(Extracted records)
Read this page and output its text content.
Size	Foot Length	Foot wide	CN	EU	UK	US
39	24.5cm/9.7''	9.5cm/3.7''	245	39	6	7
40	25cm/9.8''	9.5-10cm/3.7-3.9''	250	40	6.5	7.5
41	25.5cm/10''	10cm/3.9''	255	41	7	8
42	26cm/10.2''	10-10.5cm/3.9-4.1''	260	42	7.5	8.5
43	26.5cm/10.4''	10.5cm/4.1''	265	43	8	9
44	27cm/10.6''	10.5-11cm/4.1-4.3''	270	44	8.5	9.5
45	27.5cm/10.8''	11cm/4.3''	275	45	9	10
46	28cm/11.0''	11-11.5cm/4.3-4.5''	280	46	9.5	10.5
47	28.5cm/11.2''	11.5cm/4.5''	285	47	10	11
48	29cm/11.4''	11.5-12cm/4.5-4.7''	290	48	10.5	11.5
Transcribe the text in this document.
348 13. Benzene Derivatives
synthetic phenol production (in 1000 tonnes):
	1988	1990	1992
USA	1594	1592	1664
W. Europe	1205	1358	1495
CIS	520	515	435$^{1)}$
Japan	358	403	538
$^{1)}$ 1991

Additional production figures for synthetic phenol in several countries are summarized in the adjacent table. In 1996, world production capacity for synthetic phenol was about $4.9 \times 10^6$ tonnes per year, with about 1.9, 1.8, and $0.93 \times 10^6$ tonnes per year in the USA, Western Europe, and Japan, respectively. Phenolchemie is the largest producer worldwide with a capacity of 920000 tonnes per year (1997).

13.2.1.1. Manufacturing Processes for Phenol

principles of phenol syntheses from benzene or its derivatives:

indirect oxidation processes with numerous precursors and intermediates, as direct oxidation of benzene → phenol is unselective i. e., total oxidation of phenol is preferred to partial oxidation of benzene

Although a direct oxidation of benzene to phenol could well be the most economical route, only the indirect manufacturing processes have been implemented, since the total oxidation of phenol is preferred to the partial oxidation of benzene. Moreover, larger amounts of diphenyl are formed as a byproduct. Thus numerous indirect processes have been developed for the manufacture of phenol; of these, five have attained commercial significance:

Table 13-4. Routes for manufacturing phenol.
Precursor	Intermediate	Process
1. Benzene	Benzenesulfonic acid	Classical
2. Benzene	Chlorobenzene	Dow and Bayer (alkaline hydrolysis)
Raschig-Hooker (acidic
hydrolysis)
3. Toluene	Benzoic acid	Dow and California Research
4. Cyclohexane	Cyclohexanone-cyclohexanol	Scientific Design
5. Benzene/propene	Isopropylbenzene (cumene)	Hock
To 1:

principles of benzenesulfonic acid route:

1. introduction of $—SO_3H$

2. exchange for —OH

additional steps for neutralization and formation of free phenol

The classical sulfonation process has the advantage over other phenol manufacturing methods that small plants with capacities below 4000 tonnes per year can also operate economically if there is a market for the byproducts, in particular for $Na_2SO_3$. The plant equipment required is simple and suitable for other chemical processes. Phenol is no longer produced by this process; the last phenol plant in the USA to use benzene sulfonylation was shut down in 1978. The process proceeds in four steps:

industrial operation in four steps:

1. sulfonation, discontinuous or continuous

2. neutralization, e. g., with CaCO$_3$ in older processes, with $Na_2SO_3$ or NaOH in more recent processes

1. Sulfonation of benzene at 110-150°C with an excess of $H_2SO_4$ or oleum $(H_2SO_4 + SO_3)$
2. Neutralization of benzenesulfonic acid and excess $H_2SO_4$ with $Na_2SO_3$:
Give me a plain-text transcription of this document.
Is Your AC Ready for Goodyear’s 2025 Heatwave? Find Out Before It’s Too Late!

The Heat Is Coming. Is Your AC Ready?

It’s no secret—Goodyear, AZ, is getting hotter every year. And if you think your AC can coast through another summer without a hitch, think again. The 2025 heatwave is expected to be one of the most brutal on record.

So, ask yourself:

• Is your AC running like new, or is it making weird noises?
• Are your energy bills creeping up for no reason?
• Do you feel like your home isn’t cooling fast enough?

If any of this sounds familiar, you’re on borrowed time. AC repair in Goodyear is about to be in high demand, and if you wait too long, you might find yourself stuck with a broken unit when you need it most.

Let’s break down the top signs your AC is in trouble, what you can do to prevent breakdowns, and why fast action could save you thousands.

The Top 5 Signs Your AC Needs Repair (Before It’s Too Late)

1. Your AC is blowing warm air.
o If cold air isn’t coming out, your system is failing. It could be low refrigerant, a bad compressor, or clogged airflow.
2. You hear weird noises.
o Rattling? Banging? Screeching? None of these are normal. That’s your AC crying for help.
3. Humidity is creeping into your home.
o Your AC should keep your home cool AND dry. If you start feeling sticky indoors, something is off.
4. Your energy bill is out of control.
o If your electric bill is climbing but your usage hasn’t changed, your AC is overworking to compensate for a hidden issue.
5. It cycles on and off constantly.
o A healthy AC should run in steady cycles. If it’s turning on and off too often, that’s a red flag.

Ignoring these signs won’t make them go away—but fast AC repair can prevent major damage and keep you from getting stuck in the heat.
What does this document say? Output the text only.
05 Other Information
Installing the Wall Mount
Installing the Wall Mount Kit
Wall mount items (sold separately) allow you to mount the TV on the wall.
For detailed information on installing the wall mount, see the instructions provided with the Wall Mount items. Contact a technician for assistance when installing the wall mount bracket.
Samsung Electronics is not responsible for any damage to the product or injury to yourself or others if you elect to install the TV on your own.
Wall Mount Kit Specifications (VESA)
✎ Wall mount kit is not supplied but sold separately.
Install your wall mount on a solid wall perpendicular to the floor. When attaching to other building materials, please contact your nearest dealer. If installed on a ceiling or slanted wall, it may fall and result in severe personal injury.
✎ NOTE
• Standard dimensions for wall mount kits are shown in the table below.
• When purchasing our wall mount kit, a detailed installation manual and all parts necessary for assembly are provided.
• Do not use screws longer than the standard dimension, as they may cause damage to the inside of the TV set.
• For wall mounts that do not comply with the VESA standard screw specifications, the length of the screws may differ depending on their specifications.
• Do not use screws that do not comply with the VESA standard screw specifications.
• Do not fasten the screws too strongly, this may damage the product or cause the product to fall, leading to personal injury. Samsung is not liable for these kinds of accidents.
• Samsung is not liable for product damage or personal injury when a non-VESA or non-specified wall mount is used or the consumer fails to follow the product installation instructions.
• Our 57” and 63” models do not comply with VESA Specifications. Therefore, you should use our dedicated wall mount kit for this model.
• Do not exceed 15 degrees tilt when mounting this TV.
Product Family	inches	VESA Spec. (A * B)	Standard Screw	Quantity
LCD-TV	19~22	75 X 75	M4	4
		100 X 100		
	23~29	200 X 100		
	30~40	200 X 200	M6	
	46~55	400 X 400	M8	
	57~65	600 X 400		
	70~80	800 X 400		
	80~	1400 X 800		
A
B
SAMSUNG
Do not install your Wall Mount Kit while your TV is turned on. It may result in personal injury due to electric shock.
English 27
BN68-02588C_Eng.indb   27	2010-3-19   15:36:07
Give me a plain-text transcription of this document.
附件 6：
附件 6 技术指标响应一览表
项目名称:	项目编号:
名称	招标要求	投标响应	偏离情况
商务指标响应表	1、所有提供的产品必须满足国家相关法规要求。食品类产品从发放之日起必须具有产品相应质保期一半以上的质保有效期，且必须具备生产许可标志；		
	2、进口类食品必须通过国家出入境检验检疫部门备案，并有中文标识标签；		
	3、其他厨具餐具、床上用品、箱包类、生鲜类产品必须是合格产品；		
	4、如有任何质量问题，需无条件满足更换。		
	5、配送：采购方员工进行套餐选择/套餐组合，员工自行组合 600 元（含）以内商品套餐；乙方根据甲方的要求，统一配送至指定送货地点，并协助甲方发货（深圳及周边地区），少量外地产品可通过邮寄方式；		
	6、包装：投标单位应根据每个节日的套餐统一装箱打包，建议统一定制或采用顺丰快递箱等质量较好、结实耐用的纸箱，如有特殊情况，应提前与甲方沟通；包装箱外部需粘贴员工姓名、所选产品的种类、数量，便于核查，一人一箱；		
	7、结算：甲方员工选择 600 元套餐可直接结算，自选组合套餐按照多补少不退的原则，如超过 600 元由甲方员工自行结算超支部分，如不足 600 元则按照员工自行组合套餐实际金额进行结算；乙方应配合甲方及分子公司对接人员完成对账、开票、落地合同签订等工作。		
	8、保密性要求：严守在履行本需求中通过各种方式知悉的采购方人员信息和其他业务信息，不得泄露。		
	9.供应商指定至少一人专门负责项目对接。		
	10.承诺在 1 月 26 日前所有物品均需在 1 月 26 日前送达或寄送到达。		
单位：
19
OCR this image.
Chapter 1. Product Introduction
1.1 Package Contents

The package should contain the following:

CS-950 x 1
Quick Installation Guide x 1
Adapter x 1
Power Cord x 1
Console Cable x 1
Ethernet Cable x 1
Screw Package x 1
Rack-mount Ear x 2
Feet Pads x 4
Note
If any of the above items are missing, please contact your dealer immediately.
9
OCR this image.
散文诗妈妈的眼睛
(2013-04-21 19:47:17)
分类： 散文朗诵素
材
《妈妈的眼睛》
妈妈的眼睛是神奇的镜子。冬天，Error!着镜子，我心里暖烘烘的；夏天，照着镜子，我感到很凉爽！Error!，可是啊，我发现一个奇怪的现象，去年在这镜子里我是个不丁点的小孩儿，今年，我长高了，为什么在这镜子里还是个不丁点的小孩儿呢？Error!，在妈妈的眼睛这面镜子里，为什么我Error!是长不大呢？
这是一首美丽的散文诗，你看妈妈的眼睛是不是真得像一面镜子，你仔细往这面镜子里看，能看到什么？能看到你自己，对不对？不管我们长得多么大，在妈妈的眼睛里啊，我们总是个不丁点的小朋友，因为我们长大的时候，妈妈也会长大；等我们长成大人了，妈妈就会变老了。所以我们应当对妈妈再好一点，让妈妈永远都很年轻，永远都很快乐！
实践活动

▸ **Exercise**:
Your task is to list each line of the records with the word "keep".

▸ **Answer below**:
o Your AC should keep your home cool AND dry. If you start feeling sticky indoors, something is off.
Ignoring these signs won’t make them go away—but fast AC repair can prevent major damage and keep you from getting stuck in the heat.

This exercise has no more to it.